━━ Data records ━━

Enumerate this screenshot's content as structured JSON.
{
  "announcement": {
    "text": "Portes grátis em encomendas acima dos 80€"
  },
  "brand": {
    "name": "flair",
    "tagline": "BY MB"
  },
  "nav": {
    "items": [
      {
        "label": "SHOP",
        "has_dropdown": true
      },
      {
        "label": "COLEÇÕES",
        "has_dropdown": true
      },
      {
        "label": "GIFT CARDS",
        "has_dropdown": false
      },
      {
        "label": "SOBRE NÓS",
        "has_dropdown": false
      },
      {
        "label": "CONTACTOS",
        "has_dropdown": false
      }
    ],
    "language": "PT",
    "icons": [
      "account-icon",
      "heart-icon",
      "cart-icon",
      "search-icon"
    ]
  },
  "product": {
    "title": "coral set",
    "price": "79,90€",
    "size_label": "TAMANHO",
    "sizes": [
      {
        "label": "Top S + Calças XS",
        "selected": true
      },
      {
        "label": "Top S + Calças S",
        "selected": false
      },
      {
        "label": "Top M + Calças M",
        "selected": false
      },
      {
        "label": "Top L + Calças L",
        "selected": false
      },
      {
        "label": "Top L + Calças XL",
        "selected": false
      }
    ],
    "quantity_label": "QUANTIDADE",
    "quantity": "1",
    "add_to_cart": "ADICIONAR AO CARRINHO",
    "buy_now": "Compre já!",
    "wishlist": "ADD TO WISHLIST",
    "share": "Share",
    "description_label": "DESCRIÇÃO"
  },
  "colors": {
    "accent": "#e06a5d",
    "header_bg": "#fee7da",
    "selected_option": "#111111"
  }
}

━━━

# [To do]
Would you restate each of the entries word for word?

# [Correct answer]
Enumerate this screenshot's content as structured JSON.
{
  "announcement": {
    "text": "Portes grátis em encomendas acima dos 80€"
  },
  "brand": {
    "name": "flair",
    "tagline": "BY MB"
  },
  "nav": {
    "items": [
      {
        "label": "SHOP",
        "has_dropdown": true
      },
      {
        "label": "COLEÇÕES",
        "has_dropdown": true
      },
      {
        "label": "GIFT CARDS",
        "has_dropdown": false
      },
      {
        "label": "SOBRE NÓS",
        "has_dropdown": false
      },
      {
        "label": "CONTACTOS",
        "has_dropdown": false
      }
    ],
    "language": "PT",
    "icons": [
      "account-icon",
      "heart-icon",
      "cart-icon",
      "search-icon"
    ]
  },
  "product": {
    "title": "coral set",
    "price": "79,90€",
    "size_label": "TAMANHO",
    "sizes": [
      {
        "label": "Top S + Calças XS",
        "selected": true
      },
      {
        "label": "Top S + Calças S",
        "selected": false
      },
      {
        "label": "Top M + Calças M",
        "selected": false
      },
      {
        "label": "Top L + Calças L",
        "selected": false
      },
      {
        "label": "Top L + Calças XL",
        "selected": false
      }
    ],
    "quantity_label": "QUANTIDADE",
    "quantity": "1",
    "add_to_cart": "ADICIONAR AO CARRINHO",
    "buy_now": "Compre já!",
    "wishlist": "ADD TO WISHLIST",
    "share": "Share",
    "description_label": "DESCRIÇÃO"
  },
  "colors": {
    "accent": "#e06a5d",
    "header_bg": "#fee7da",
    "selected_option": "#111111"
  }
}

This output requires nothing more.